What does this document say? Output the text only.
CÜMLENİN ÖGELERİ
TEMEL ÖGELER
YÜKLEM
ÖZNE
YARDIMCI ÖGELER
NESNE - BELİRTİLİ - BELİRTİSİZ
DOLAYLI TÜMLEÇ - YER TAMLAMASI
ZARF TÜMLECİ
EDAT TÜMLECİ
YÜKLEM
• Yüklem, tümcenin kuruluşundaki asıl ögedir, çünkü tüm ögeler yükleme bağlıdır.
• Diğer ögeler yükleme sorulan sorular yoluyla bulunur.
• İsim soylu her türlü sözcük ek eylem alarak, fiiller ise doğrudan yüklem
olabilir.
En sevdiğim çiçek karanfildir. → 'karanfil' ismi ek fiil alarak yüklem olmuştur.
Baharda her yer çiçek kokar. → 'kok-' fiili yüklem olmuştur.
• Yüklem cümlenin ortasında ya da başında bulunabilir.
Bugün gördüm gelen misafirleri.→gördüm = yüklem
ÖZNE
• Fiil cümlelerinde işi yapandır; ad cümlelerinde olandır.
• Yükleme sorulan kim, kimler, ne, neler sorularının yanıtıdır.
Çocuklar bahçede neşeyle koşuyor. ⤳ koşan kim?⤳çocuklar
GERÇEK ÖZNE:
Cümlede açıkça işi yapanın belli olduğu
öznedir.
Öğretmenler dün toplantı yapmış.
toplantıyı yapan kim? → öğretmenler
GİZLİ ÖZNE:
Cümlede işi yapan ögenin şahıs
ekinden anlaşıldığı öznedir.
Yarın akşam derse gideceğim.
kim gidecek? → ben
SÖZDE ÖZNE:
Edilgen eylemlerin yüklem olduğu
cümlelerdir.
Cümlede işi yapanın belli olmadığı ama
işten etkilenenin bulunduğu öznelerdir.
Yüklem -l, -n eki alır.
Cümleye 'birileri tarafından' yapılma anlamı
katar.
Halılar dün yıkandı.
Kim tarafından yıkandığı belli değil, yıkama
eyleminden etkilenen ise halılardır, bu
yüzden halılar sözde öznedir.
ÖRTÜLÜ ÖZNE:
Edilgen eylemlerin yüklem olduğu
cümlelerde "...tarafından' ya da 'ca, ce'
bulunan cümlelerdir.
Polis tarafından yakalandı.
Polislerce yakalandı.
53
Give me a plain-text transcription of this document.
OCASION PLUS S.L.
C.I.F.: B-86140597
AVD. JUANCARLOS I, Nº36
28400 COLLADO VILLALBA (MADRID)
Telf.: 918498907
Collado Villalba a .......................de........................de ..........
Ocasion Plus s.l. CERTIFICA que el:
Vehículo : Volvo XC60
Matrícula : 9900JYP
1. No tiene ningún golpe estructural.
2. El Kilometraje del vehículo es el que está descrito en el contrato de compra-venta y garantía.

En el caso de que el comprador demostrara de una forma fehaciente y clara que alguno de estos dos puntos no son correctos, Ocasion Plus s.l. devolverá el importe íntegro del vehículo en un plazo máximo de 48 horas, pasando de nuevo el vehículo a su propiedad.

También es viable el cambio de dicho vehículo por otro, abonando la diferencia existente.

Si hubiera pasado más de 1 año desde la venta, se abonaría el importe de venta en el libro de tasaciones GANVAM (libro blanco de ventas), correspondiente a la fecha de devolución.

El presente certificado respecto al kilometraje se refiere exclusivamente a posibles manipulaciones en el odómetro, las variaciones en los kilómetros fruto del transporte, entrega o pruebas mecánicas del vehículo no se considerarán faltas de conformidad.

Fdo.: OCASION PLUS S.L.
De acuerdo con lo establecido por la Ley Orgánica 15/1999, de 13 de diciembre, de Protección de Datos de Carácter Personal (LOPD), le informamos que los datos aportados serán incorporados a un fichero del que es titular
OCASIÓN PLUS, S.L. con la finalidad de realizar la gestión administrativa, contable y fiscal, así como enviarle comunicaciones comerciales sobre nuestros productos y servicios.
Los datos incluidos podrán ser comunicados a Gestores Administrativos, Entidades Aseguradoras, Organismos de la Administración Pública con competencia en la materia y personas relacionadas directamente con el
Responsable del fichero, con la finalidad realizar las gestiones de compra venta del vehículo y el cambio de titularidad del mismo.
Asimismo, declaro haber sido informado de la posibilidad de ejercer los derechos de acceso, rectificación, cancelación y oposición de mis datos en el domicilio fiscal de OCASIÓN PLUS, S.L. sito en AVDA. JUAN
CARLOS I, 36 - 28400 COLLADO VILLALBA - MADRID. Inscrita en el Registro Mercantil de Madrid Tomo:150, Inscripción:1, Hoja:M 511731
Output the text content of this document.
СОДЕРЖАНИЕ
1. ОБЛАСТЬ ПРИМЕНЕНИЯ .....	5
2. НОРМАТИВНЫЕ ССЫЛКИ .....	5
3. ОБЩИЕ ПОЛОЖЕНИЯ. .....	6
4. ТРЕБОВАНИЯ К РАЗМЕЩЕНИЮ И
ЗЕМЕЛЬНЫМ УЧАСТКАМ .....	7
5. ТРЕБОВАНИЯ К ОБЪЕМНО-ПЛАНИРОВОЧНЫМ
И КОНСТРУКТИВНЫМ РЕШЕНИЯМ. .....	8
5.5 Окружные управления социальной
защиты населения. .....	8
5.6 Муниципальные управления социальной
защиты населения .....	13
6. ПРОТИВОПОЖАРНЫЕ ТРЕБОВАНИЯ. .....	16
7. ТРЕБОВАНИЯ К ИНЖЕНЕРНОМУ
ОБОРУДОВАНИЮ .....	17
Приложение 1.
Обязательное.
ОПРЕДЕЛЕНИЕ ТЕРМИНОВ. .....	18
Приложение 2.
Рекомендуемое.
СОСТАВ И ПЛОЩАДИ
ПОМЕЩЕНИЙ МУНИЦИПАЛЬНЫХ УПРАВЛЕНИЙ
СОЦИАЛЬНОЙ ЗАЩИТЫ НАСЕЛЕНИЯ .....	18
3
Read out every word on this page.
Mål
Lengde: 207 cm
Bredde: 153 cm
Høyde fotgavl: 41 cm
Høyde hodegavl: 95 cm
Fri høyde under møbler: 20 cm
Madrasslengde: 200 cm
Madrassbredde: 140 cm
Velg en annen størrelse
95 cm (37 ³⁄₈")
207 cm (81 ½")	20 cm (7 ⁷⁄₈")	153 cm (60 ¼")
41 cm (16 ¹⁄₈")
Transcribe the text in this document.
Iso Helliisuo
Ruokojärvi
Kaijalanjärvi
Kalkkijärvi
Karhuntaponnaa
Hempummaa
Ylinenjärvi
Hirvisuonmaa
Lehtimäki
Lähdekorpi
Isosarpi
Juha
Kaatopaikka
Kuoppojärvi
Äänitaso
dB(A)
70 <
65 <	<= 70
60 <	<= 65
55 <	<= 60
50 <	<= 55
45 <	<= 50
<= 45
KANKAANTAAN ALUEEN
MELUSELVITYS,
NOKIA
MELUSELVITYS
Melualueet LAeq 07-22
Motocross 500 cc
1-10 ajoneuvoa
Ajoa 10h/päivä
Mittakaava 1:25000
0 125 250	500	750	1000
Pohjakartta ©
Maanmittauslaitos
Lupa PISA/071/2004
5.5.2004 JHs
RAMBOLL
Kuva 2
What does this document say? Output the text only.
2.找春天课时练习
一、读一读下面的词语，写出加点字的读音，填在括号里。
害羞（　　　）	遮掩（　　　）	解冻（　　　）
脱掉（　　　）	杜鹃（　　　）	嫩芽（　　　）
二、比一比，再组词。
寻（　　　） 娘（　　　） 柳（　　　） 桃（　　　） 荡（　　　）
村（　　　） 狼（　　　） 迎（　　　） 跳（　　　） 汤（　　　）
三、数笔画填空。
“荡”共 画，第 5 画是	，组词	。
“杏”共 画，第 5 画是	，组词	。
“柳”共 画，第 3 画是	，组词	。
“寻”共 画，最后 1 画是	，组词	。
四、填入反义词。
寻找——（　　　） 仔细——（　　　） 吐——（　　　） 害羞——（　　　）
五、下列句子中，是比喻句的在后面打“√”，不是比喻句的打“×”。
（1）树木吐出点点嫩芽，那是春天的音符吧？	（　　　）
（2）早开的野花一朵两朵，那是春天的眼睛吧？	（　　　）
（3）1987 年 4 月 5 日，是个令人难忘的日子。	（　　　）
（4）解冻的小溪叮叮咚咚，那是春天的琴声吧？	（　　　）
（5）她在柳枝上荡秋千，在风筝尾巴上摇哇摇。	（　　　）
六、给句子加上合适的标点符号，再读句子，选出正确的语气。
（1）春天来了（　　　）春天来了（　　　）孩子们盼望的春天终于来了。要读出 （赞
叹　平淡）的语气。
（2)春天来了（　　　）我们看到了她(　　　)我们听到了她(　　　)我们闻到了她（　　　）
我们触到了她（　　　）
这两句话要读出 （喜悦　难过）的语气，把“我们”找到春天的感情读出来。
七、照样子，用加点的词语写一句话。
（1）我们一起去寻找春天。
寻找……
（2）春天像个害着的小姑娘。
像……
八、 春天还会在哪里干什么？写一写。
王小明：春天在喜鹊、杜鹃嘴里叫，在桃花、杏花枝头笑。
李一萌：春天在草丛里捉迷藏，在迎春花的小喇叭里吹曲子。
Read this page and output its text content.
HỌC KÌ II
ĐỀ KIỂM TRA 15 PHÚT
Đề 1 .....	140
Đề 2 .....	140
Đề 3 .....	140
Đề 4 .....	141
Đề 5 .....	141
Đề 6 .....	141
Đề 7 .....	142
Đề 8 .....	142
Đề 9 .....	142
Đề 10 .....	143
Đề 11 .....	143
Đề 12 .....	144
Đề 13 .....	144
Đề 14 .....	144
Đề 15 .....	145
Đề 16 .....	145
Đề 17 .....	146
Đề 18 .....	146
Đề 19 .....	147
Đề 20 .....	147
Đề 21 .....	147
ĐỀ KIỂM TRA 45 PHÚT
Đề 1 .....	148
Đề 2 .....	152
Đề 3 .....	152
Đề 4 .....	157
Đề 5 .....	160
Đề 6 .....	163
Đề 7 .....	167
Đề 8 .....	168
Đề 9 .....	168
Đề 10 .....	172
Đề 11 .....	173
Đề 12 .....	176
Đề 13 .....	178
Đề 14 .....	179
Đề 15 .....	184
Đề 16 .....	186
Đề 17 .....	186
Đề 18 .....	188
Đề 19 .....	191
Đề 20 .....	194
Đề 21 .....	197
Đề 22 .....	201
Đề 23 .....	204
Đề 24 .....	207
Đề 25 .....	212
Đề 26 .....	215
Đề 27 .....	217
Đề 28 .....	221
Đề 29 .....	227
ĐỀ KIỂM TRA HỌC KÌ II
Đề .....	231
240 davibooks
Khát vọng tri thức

> [THE EXERCISE] Give only the number of lines in the preceding material that contain the string "venta".

> [WRITTEN SOLUTION] 3